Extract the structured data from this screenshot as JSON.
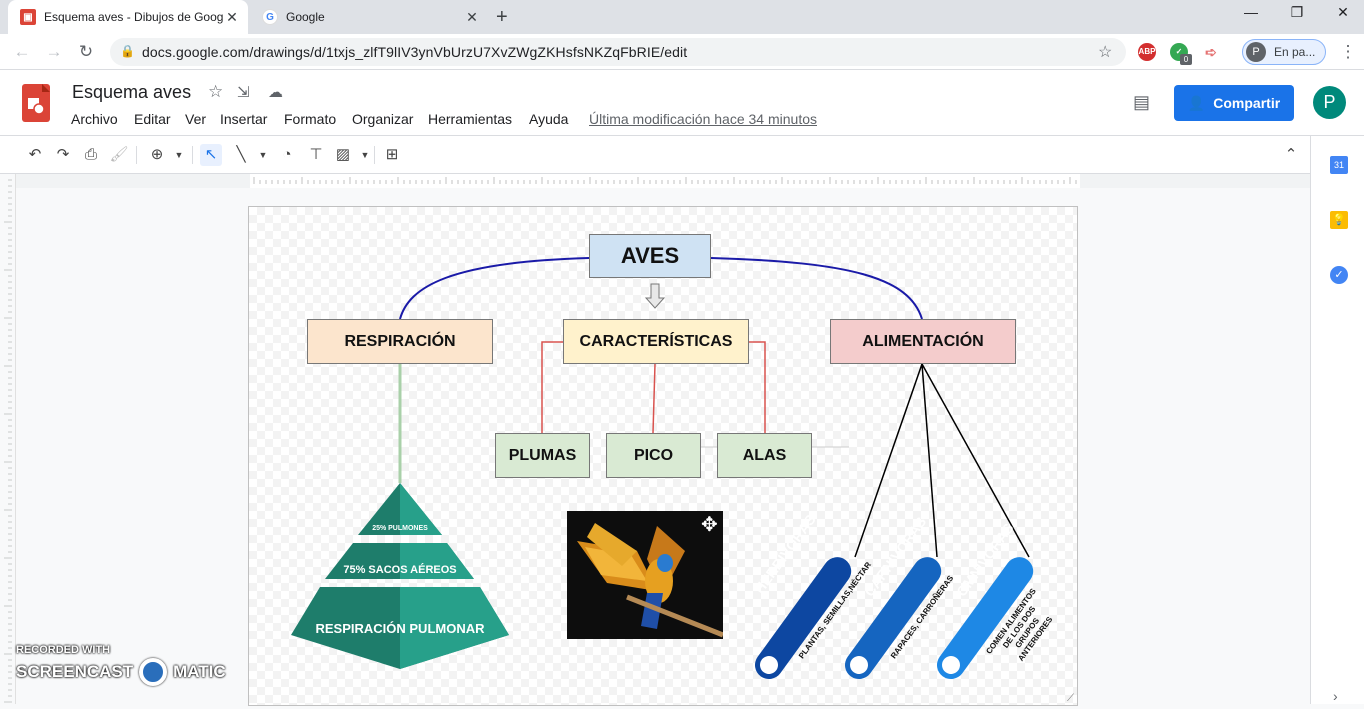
{
  "browser": {
    "tabs": [
      {
        "title": "Esquema aves - Dibujos de Goog",
        "favicon": "drawings-icon"
      },
      {
        "title": "Google",
        "favicon": "google-icon"
      }
    ],
    "url": "docs.google.com/drawings/d/1txjs_zlfT9lIV3ynVbUrzU7XvZWgZKHsfsNKZqFbRIE/edit",
    "profile_label": "En pa...",
    "profile_initial": "P",
    "ext_abp": "ABP",
    "ext_badge": "0"
  },
  "docs": {
    "title": "Esquema aves",
    "menu": [
      "Archivo",
      "Editar",
      "Ver",
      "Insertar",
      "Formato",
      "Organizar",
      "Herramientas",
      "Ayuda"
    ],
    "last_modified": "Última modificación hace 34 minutos",
    "share_label": "Compartir",
    "avatar_initial": "P",
    "calendar_day": "31"
  },
  "diagram": {
    "root": "AVES",
    "branches": [
      "RESPIRACIÓN",
      "CARACTERÍSTICAS",
      "ALIMENTACIÓN"
    ],
    "features": [
      "PLUMAS",
      "PICO",
      "ALAS"
    ],
    "pyramid": [
      "25% PULMONES",
      "75% SACOS AÉREOS",
      "RESPIRACIÓN PULMONAR"
    ],
    "diets": [
      {
        "name": "HERBÍVORAS",
        "desc": [
          "PLANTAS, SEMILLAS,NÉCTAR"
        ],
        "color": "#0d47a1"
      },
      {
        "name": "CARNÍVORAS",
        "desc": [
          "RAPACES, CARROÑERAS"
        ],
        "color": "#1565c0"
      },
      {
        "name": "OMNÍVORAS",
        "desc": [
          "COMEN ALIMENTOS",
          "DE LOS DOS",
          "GRUPOS",
          "ANTERIORES"
        ],
        "color": "#1e88e5"
      }
    ],
    "colors": {
      "root_fill": "#cfe2f3",
      "resp_fill": "#fce5cd",
      "car_fill": "#fff2cc",
      "ali_fill": "#f4cccc",
      "feature_fill": "#d9ead3",
      "arc": "#1a1aa8",
      "connector": "#d9534f",
      "pyramid": "#1e7d6b"
    }
  },
  "watermark": {
    "line1": "RECORDED WITH",
    "line2a": "SCREENCAST",
    "line2b": "MATIC"
  }
}
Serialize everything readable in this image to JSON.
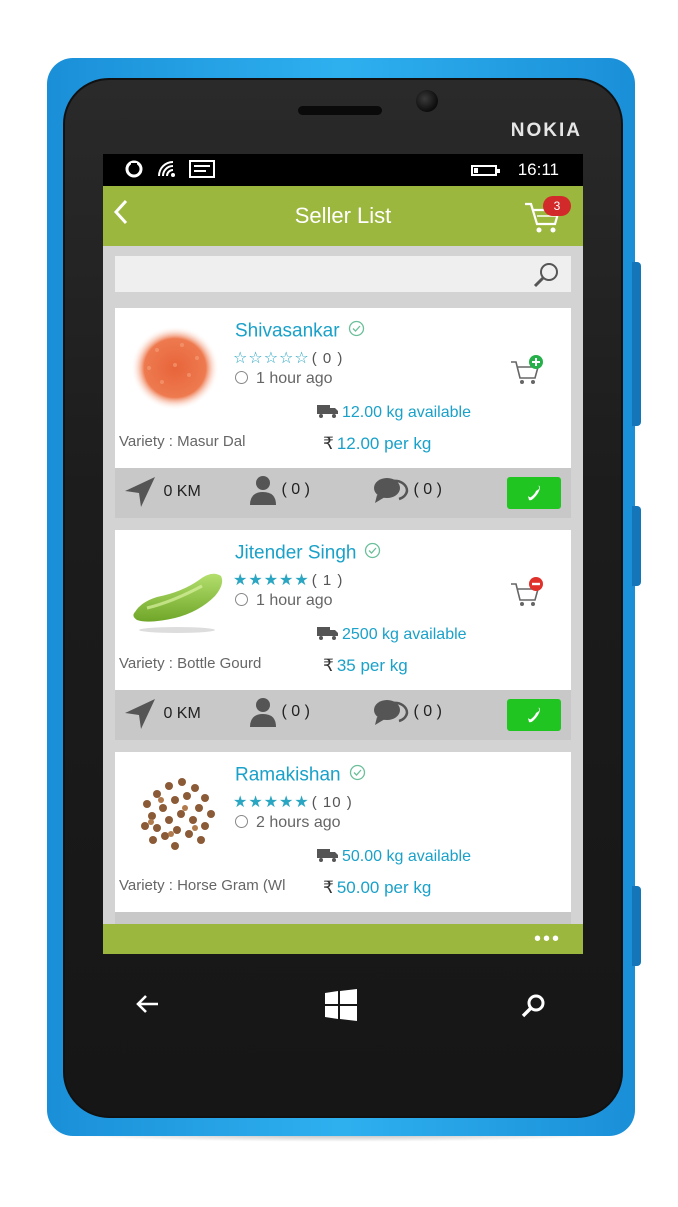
* * * * *
» To be done
What is the number of lines in the data holding the word "Esquema"? Reply with that number only.

» Correct result
2